> Text shown
Source:http://senzala-senzala.blogspot.com/2009/09/mood-of-market-as-measured-in-galleries.html
By ROBERTA SMITH
“No one is doing well,” snapped the New York dealer Michele Maccarone over the phone. “And anyone who says they are is lying.” Ms. Maccarone, who has had a gallery for eight years, first on the Lower East Side and now on Greenwich Street in the West Village, is known for showing challenging new art as well as for dramatic overstatements. But she had just been asked the question art dealers probably dislike most these days: “How are things going?” Which is code for “Are you selling art? Are you staying open?”
“I didn’t take a day off all summer,” Ms. Maccarone continued. “I’m even doing resale. Me, Michele Maccarone.”
Despite reports from the auction world that a recovery is under way, Manhattan’s gallery scene feels all pins and needles as it heads into fall. Things aren’t as bad as many expected them to be, but they could get worse.
Fragile is the word Knight Landesman, publisher of Artforum magazine, used to describe the current gallery mood: “Fragile and hoping for business.” Ad pages in Artforum’s September issue are down to 206 from 363 a year ago, a decline of more than 40 percent.
An art gallery is like a single-cell organism: it is the crudest but also the most essential life form in the art-world food chain. It is among the easiest of public forums to start up, and therefore the most efficient means of introducing new blood into the system. All it takes is one person with the single-minded determination to get the work of an artist or two seen and a reasonably clean, well-lighted space of almost any size — something that is becoming a more affordable option as rents soften and storefronts, even in some of Chelsea’s chic new condos, sit vacant.

> Requests
1. Revise the records starting at the beginning and ending at the line containing "The transparent conductive film 2a", replacing "transparent plates" with "glass plates" and keeping everything else the same. Leave the pictures out of your answer.
2. Proceed with the article on the Manhattan gallery market from the point where it stops.
The records that follow have no connection to the article on Manhattan's gallery scene.

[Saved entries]
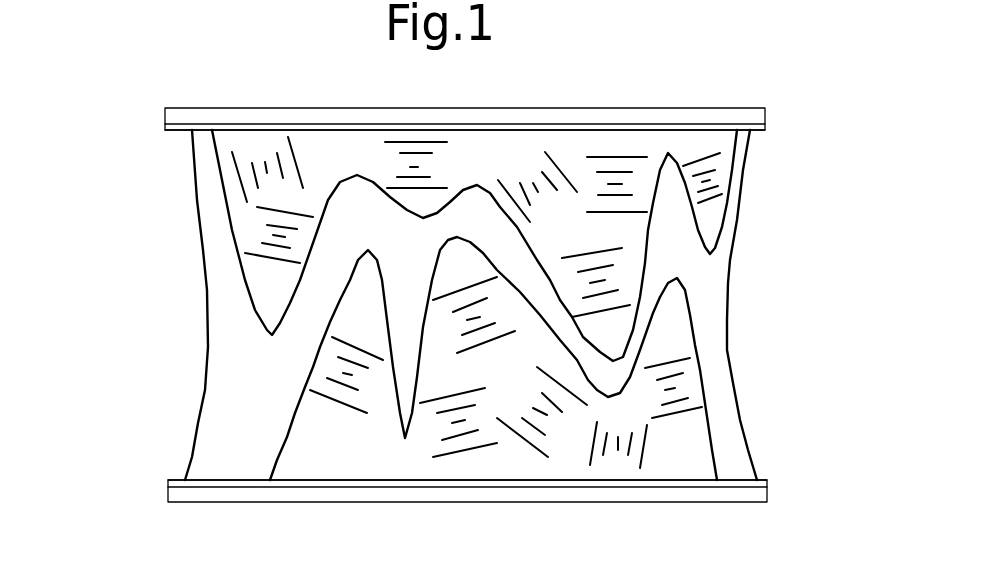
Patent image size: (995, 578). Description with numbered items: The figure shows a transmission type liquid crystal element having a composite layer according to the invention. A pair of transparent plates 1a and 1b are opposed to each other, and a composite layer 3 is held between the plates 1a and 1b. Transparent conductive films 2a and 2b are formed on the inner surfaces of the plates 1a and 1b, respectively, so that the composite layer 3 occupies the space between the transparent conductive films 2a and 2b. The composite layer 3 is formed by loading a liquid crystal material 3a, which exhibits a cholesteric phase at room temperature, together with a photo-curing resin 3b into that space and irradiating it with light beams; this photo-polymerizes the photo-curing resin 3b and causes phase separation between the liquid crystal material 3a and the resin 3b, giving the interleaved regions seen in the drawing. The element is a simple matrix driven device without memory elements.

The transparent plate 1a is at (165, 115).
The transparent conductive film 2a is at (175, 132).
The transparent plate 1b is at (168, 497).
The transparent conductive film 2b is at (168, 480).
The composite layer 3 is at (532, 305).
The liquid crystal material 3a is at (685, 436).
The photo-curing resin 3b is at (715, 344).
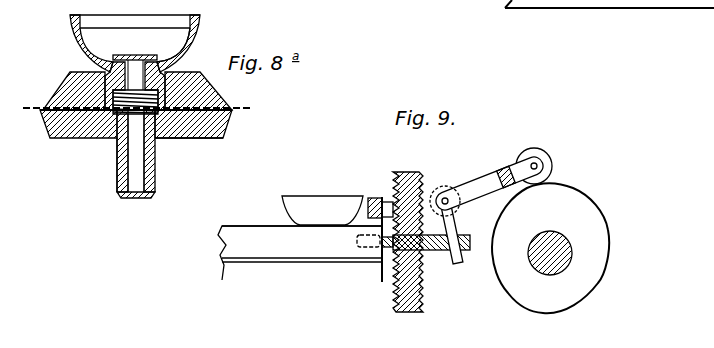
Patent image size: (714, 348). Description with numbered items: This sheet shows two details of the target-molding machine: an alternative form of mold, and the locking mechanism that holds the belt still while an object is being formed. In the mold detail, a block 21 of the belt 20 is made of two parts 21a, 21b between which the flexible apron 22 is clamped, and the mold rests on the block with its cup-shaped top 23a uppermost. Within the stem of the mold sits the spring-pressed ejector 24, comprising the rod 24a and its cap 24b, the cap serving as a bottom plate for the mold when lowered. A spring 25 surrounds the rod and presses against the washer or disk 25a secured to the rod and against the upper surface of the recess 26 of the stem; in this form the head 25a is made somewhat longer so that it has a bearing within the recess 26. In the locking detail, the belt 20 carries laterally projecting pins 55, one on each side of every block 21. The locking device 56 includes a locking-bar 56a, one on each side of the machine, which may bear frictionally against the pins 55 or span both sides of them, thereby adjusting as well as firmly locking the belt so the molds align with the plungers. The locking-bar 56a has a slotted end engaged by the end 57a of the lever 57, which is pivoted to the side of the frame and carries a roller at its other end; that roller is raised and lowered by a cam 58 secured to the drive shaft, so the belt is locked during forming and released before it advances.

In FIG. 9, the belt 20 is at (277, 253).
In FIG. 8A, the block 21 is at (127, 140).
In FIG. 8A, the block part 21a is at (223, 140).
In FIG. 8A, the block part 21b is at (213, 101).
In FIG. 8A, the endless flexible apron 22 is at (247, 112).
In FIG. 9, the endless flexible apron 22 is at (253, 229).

> Results of the exercise
1.
Patent image size: (995, 578). Description with numbered items: The figure shows a transmission type liquid crystal element having a composite layer according to the invention. A pair of glass plates 1a and 1b are opposed to each other, and a composite layer 3 is held between the plates 1a and 1b. Transparent conductive films 2a and 2b are formed on the inner surfaces of the plates 1a and 1b, respectively, so that the composite layer 3 occupies the space between the transparent conductive films 2a and 2b. The composite layer 3 is formed by loading a liquid crystal material 3a, which exhibits a cholesteric phase at room temperature, together with a photo-curing resin 3b into that space and irradiating it with light beams; this photo-polymerizes the photo-curing resin 3b and causes phase separation between the liquid crystal material 3a and the resin 3b, giving the interleaved regions seen in the drawing. The element is a simple matrix driven device without memory elements.

The transparent plate 1a is at (165, 115).
The transparent conductive film 2a is at (175, 132).

2.
At the same time keeping a gallery going is usually fairly hard, and can seem impossibly daunting when sales slump. As small operations, galleries are highly vulnerable to changes in the economic climate — canaries in the coal mine, as they have often been called. So it made sense, as the bottom fell out of the art market last winter, that many people predicted galleries would start closing fast and furiously.
As it turned out, it is hard to know if this summer has brought much more than the usual in the way of closings, along with relocations, expansions, contractions, splits and alliances. So far the list of galleries that have closed is barely two dozen long, and only if you include galleries that closed several months before the crash; galleries that, to be blunt, will not be missed; neophyte galleries that had yet to establish either a financial or critical foothold; and galleries that closed for reasons only partly related to the market, or not at all.
The much lamented Guild & Greyshkul in SoHo, for example, was run by three artists who say they had always intended to return full time to their own work. Rivington Arms, in the East Village, closed because the interests of its two partners diverged. And several galleries have closed in order to regroup and reopen, at least according to their owners, including Cristinerose, Smith-Stewart, the Proposition and Feature. Bose Pacia, the South Asian art gallery lately of Chelsea but now of Dumbo, relocated to regroup and has plans to reopen in a larger space in Manhattan in a year or two, said Rebecca Davis, its director.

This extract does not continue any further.